Exercise prompt: Your task is to transcribe all the entries exactly, excluding pictures.

═══ Data in this exercise

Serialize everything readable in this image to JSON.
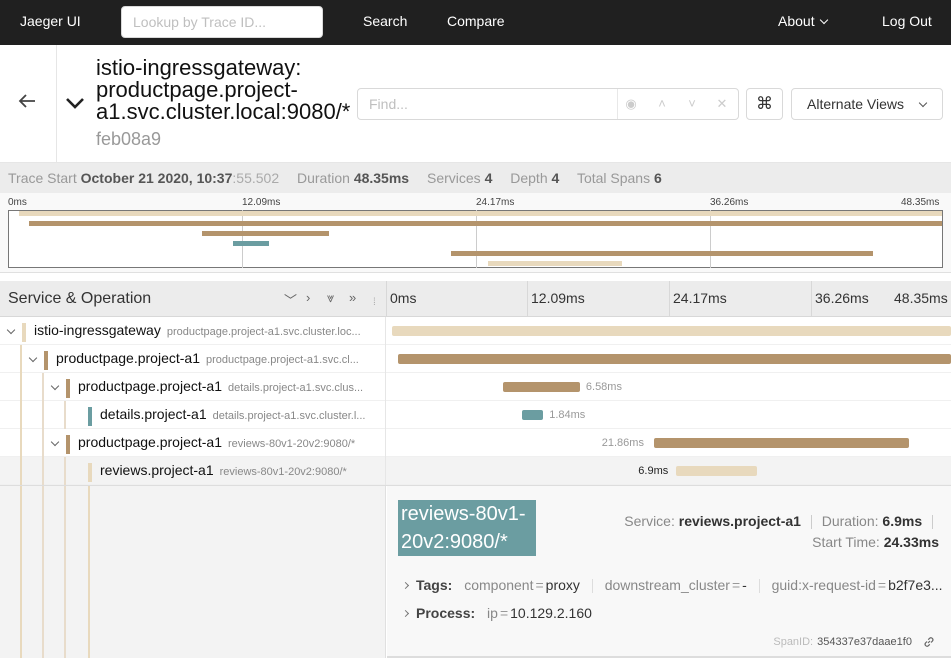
{
  "nav": {
    "brand": "Jaeger UI",
    "lookup_placeholder": "Lookup by Trace ID...",
    "search": "Search",
    "compare": "Compare",
    "about": "About",
    "logout": "Log Out"
  },
  "header": {
    "title": "istio-ingressgateway: productpage.project-a1.svc.cluster.local:9080/*",
    "trace_id": "feb08a9",
    "find_placeholder": "Find...",
    "alternate_views": "Alternate Views",
    "shortcut_glyph": "⌘"
  },
  "summary": {
    "trace_start_label": "Trace Start",
    "trace_start_value": "October 21 2020, 10:37",
    "trace_start_secs": ":55.502",
    "duration_label": "Duration",
    "duration_value": "48.35ms",
    "services_label": "Services",
    "services_value": "4",
    "depth_label": "Depth",
    "depth_value": "4",
    "total_spans_label": "Total Spans",
    "total_spans_value": "6"
  },
  "ticks": [
    "0ms",
    "12.09ms",
    "24.17ms",
    "36.26ms",
    "48.35ms"
  ],
  "table": {
    "column_title": "Service & Operation"
  },
  "colors": {
    "istio": "#e8d9bd",
    "productpage": "#b4946c",
    "details": "#6b9da1",
    "reviews": "#e8d9bd"
  },
  "spans": [
    {
      "service": "istio-ingressgateway",
      "operation": "productpage.project-a1.svc.cluster.loc...",
      "depth": 0,
      "color": "#e8d9bd",
      "start_ms": 0,
      "duration_ms": 48.35,
      "label": ""
    },
    {
      "service": "productpage.project-a1",
      "operation": "productpage.project-a1.svc.cl...",
      "depth": 1,
      "color": "#b4946c",
      "start_ms": 0.5,
      "duration_ms": 47.4,
      "label": ""
    },
    {
      "service": "productpage.project-a1",
      "operation": "details.project-a1.svc.clus...",
      "depth": 2,
      "color": "#b4946c",
      "start_ms": 9.5,
      "duration_ms": 6.58,
      "label": "6.58ms"
    },
    {
      "service": "details.project-a1",
      "operation": "details.project-a1.svc.cluster.l...",
      "depth": 3,
      "color": "#6b9da1",
      "start_ms": 11.1,
      "duration_ms": 1.84,
      "label": "1.84ms"
    },
    {
      "service": "productpage.project-a1",
      "operation": "reviews-80v1-20v2:9080/*",
      "depth": 2,
      "color": "#b4946c",
      "start_ms": 22.4,
      "duration_ms": 21.86,
      "label": "21.86ms"
    },
    {
      "service": "reviews.project-a1",
      "operation": "reviews-80v1-20v2:9080/*",
      "depth": 3,
      "color": "#e8d9bd",
      "start_ms": 24.33,
      "duration_ms": 6.9,
      "label": "6.9ms"
    }
  ],
  "detail": {
    "title": "reviews-80v1-20v2:9080/*",
    "service_label": "Service:",
    "service_value": "reviews.project-a1",
    "duration_label": "Duration:",
    "duration_value": "6.9ms",
    "start_label": "Start Time:",
    "start_value": "24.33ms",
    "tags_label": "Tags:",
    "tags": [
      {
        "key": "component",
        "value": "proxy"
      },
      {
        "key": "downstream_cluster",
        "value": "-"
      },
      {
        "key": "guid:x-request-id",
        "value": "b2f7e3..."
      }
    ],
    "process_label": "Process:",
    "process": [
      {
        "key": "ip",
        "value": "10.129.2.160"
      }
    ],
    "span_id_label": "SpanID:",
    "span_id_value": "354337e37daae1f0"
  }
}
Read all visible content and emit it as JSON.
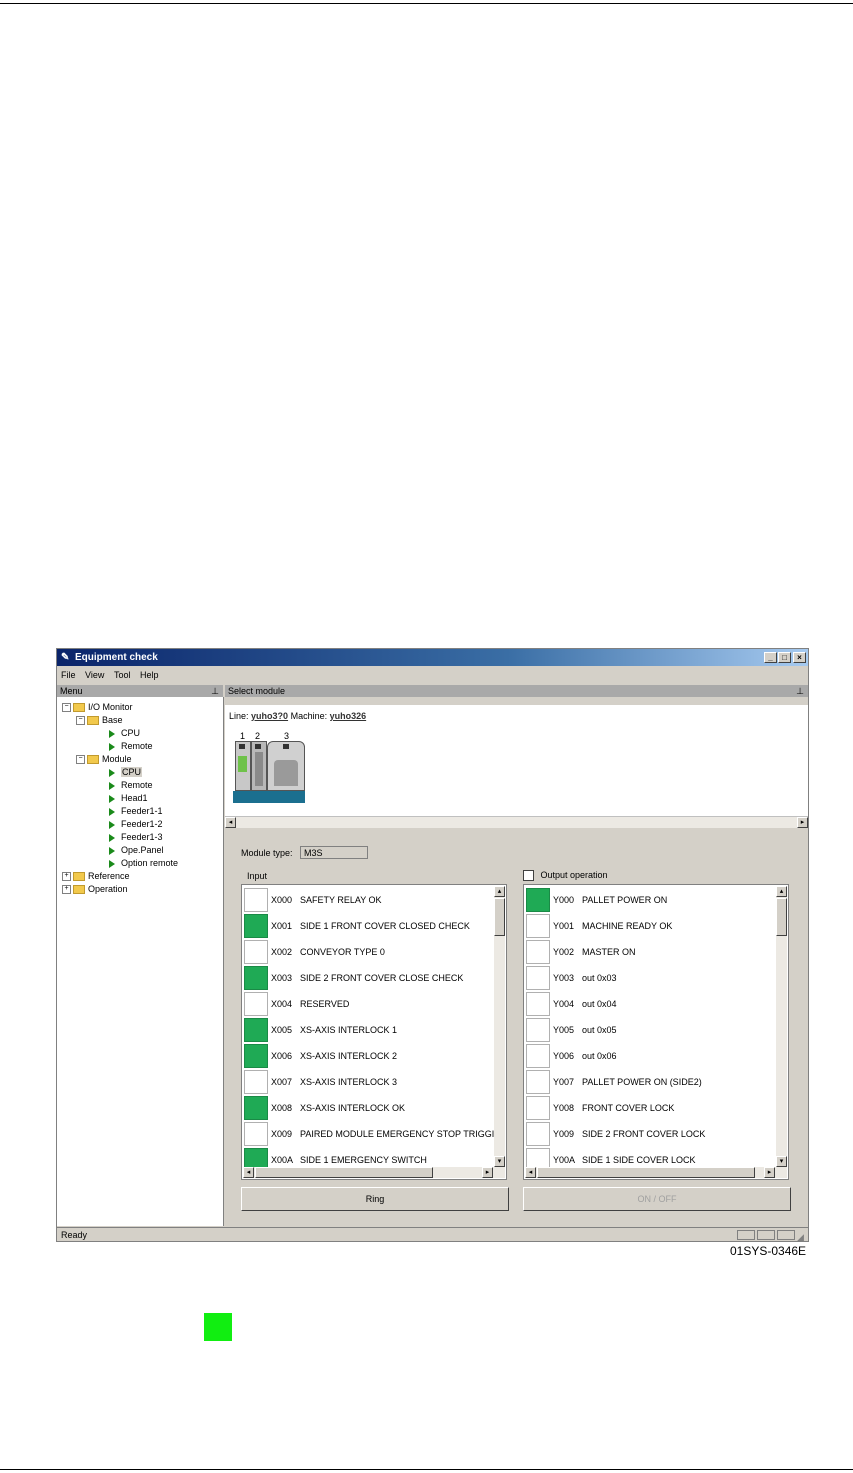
{
  "caption": "01SYS-0346E",
  "window": {
    "title": "Equipment check",
    "controls": [
      "_",
      "□",
      "×"
    ],
    "menus": [
      "File",
      "View",
      "Tool",
      "Help"
    ]
  },
  "left_pane": {
    "header": "Menu",
    "tree": {
      "io_monitor": "I/O Monitor",
      "base": "Base",
      "base_cpu": "CPU",
      "base_remote": "Remote",
      "module": "Module",
      "module_cpu": "CPU",
      "module_remote": "Remote",
      "head1": "Head1",
      "feeder1": "Feeder1-1",
      "feeder2": "Feeder1-2",
      "feeder3": "Feeder1-3",
      "ope_panel": "Ope.Panel",
      "option_remote": "Option remote",
      "reference": "Reference",
      "operation": "Operation"
    }
  },
  "select_module": {
    "header": "Select module",
    "line_label": "Line:",
    "line_value": "yuho3?0",
    "machine_label": "Machine:",
    "machine_value": "yuho326",
    "module_numbers": [
      "1",
      "2",
      "3"
    ]
  },
  "module_type": {
    "label": "Module type:",
    "value": "M3S"
  },
  "input": {
    "label": "Input",
    "rows": [
      {
        "code": "X000",
        "name": "SAFETY RELAY OK",
        "on": false
      },
      {
        "code": "X001",
        "name": "SIDE 1 FRONT COVER CLOSED CHECK",
        "on": true
      },
      {
        "code": "X002",
        "name": "CONVEYOR TYPE 0",
        "on": false
      },
      {
        "code": "X003",
        "name": "SIDE 2 FRONT COVER CLOSE CHECK",
        "on": true
      },
      {
        "code": "X004",
        "name": "RESERVED",
        "on": false
      },
      {
        "code": "X005",
        "name": "XS-AXIS INTERLOCK 1",
        "on": true
      },
      {
        "code": "X006",
        "name": "XS-AXIS INTERLOCK 2",
        "on": true
      },
      {
        "code": "X007",
        "name": "XS-AXIS INTERLOCK 3",
        "on": false
      },
      {
        "code": "X008",
        "name": "XS-AXIS INTERLOCK OK",
        "on": true
      },
      {
        "code": "X009",
        "name": "PAIRED MODULE EMERGENCY STOP TRIGGI",
        "on": false
      },
      {
        "code": "X00A",
        "name": "SIDE 1 EMERGENCY SWITCH",
        "on": true
      }
    ],
    "button": "Ring"
  },
  "output": {
    "label": "Output operation",
    "checked": false,
    "rows": [
      {
        "code": "Y000",
        "name": "PALLET POWER ON",
        "on": true
      },
      {
        "code": "Y001",
        "name": "MACHINE READY OK",
        "on": false
      },
      {
        "code": "Y002",
        "name": "MASTER ON",
        "on": false
      },
      {
        "code": "Y003",
        "name": "out 0x03",
        "on": false
      },
      {
        "code": "Y004",
        "name": "out 0x04",
        "on": false
      },
      {
        "code": "Y005",
        "name": "out 0x05",
        "on": false
      },
      {
        "code": "Y006",
        "name": "out 0x06",
        "on": false
      },
      {
        "code": "Y007",
        "name": "PALLET POWER ON (SIDE2)",
        "on": false
      },
      {
        "code": "Y008",
        "name": "FRONT COVER LOCK",
        "on": false
      },
      {
        "code": "Y009",
        "name": "SIDE 2 FRONT COVER LOCK",
        "on": false
      },
      {
        "code": "Y00A",
        "name": "SIDE 1 SIDE COVER LOCK",
        "on": false
      }
    ],
    "button": "ON / OFF"
  },
  "status": {
    "text": "Ready"
  },
  "colors": {
    "on_indicator": "#1faa55",
    "legend_green": "#11ee11",
    "title_bar": "#0a246a"
  }
}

══════

Solution:
Serialize everything readable in this image to JSON.
{
  "nav": {
    "brand": "Jaeger UI",
    "lookup_placeholder": "Lookup by Trace ID...",
    "search": "Search",
    "compare": "Compare",
    "about": "About",
    "logout": "Log Out"
  },
  "header": {
    "title": "istio-ingressgateway: productpage.project-a1.svc.cluster.local:9080/*",
    "trace_id": "feb08a9",
    "find_placeholder": "Find...",
    "alternate_views": "Alternate Views",
    "shortcut_glyph": "⌘"
  },
  "summary": {
    "trace_start_label": "Trace Start",
    "trace_start_value": "October 21 2020, 10:37",
    "trace_start_secs": ":55.502",
    "duration_label": "Duration",
    "duration_value": "48.35ms",
    "services_label": "Services",
    "services_value": "4",
    "depth_label": "Depth",
    "depth_value": "4",
    "total_spans_label": "Total Spans",
    "total_spans_value": "6"
  },
  "ticks": [
    "0ms",
    "12.09ms",
    "24.17ms",
    "36.26ms",
    "48.35ms"
  ],
  "table": {
    "column_title": "Service & Operation"
  },
  "colors": {
    "istio": "#e8d9bd",
    "productpage": "#b4946c",
    "details": "#6b9da1",
    "reviews": "#e8d9bd"
  },
  "spans": [
    {
      "service": "istio-ingressgateway",
      "operation": "productpage.project-a1.svc.cluster.loc...",
      "depth": 0,
      "color": "#e8d9bd",
      "start_ms": 0,
      "duration_ms": 48.35,
      "label": ""
    },
    {
      "service": "productpage.project-a1",
      "operation": "productpage.project-a1.svc.cl...",
      "depth": 1,
      "color": "#b4946c",
      "start_ms": 0.5,
      "duration_ms": 47.4,
      "label": ""
    },
    {
      "service": "productpage.project-a1",
      "operation": "details.project-a1.svc.clus...",
      "depth": 2,
      "color": "#b4946c",
      "start_ms": 9.5,
      "duration_ms": 6.58,
      "label": "6.58ms"
    },
    {
      "service": "details.project-a1",
      "operation": "details.project-a1.svc.cluster.l...",
      "depth": 3,
      "color": "#6b9da1",
      "start_ms": 11.1,
      "duration_ms": 1.84,
      "label": "1.84ms"
    },
    {
      "service": "productpage.project-a1",
      "operation": "reviews-80v1-20v2:9080/*",
      "depth": 2,
      "color": "#b4946c",
      "start_ms": 22.4,
      "duration_ms": 21.86,
      "label": "21.86ms"
    },
    {
      "service": "reviews.project-a1",
      "operation": "reviews-80v1-20v2:9080/*",
      "depth": 3,
      "color": "#e8d9bd",
      "start_ms": 24.33,
      "duration_ms": 6.9,
      "label": "6.9ms"
    }
  ],
  "detail": {
    "title": "reviews-80v1-20v2:9080/*",
    "service_label": "Service:",
    "service_value": "reviews.project-a1",
    "duration_label": "Duration:",
    "duration_value": "6.9ms",
    "start_label": "Start Time:",
    "start_value": "24.33ms",
    "tags_label": "Tags:",
    "tags": [
      {
        "key": "component",
        "value": "proxy"
      },
      {
        "key": "downstream_cluster",
        "value": "-"
      },
      {
        "key": "guid:x-request-id",
        "value": "b2f7e3..."
      }
    ],
    "process_label": "Process:",
    "process": [
      {
        "key": "ip",
        "value": "10.129.2.160"
      }
    ],
    "span_id_label": "SpanID:",
    "span_id_value": "354337e37daae1f0"
  }
}
Read all visible content and emit it as JSON.
{
  "caption": "01SYS-0346E",
  "window": {
    "title": "Equipment check",
    "controls": [
      "_",
      "□",
      "×"
    ],
    "menus": [
      "File",
      "View",
      "Tool",
      "Help"
    ]
  },
  "left_pane": {
    "header": "Menu",
    "tree": {
      "io_monitor": "I/O Monitor",
      "base": "Base",
      "base_cpu": "CPU",
      "base_remote": "Remote",
      "module": "Module",
      "module_cpu": "CPU",
      "module_remote": "Remote",
      "head1": "Head1",
      "feeder1": "Feeder1-1",
      "feeder2": "Feeder1-2",
      "feeder3": "Feeder1-3",
      "ope_panel": "Ope.Panel",
      "option_remote": "Option remote",
      "reference": "Reference",
      "operation": "Operation"
    }
  },
  "select_module": {
    "header": "Select module",
    "line_label": "Line:",
    "line_value": "yuho3?0",
    "machine_label": "Machine:",
    "machine_value": "yuho326",
    "module_numbers": [
      "1",
      "2",
      "3"
    ]
  },
  "module_type": {
    "label": "Module type:",
    "value": "M3S"
  },
  "input": {
    "label": "Input",
    "rows": [
      {
        "code": "X000",
        "name": "SAFETY RELAY OK",
        "on": false
      },
      {
        "code": "X001",
        "name": "SIDE 1 FRONT COVER CLOSED CHECK",
        "on": true
      },
      {
        "code": "X002",
        "name": "CONVEYOR TYPE 0",
        "on": false
      },
      {
        "code": "X003",
        "name": "SIDE 2 FRONT COVER CLOSE CHECK",
        "on": true
      },
      {
        "code": "X004",
        "name": "RESERVED",
        "on": false
      },
      {
        "code": "X005",
        "name": "XS-AXIS INTERLOCK 1",
        "on": true
      },
      {
        "code": "X006",
        "name": "XS-AXIS INTERLOCK 2",
        "on": true
      },
      {
        "code": "X007",
        "name": "XS-AXIS INTERLOCK 3",
        "on": false
      },
      {
        "code": "X008",
        "name": "XS-AXIS INTERLOCK OK",
        "on": true
      },
      {
        "code": "X009",
        "name": "PAIRED MODULE EMERGENCY STOP TRIGGI",
        "on": false
      },
      {
        "code": "X00A",
        "name": "SIDE 1 EMERGENCY SWITCH",
        "on": true
      }
    ],
    "button": "Ring"
  },
  "output": {
    "label": "Output operation",
    "checked": false,
    "rows": [
      {
        "code": "Y000",
        "name": "PALLET POWER ON",
        "on": true
      },
      {
        "code": "Y001",
        "name": "MACHINE READY OK",
        "on": false
      },
      {
        "code": "Y002",
        "name": "MASTER ON",
        "on": false
      },
      {
        "code": "Y003",
        "name": "out 0x03",
        "on": false
      },
      {
        "code": "Y004",
        "name": "out 0x04",
        "on": false
      },
      {
        "code": "Y005",
        "name": "out 0x05",
        "on": false
      },
      {
        "code": "Y006",
        "name": "out 0x06",
        "on": false
      },
      {
        "code": "Y007",
        "name": "PALLET POWER ON (SIDE2)",
        "on": false
      },
      {
        "code": "Y008",
        "name": "FRONT COVER LOCK",
        "on": false
      },
      {
        "code": "Y009",
        "name": "SIDE 2 FRONT COVER LOCK",
        "on": false
      },
      {
        "code": "Y00A",
        "name": "SIDE 1 SIDE COVER LOCK",
        "on": false
      }
    ],
    "button": "ON / OFF"
  },
  "status": {
    "text": "Ready"
  },
  "colors": {
    "on_indicator": "#1faa55",
    "legend_green": "#11ee11",
    "title_bar": "#0a246a"
  }
}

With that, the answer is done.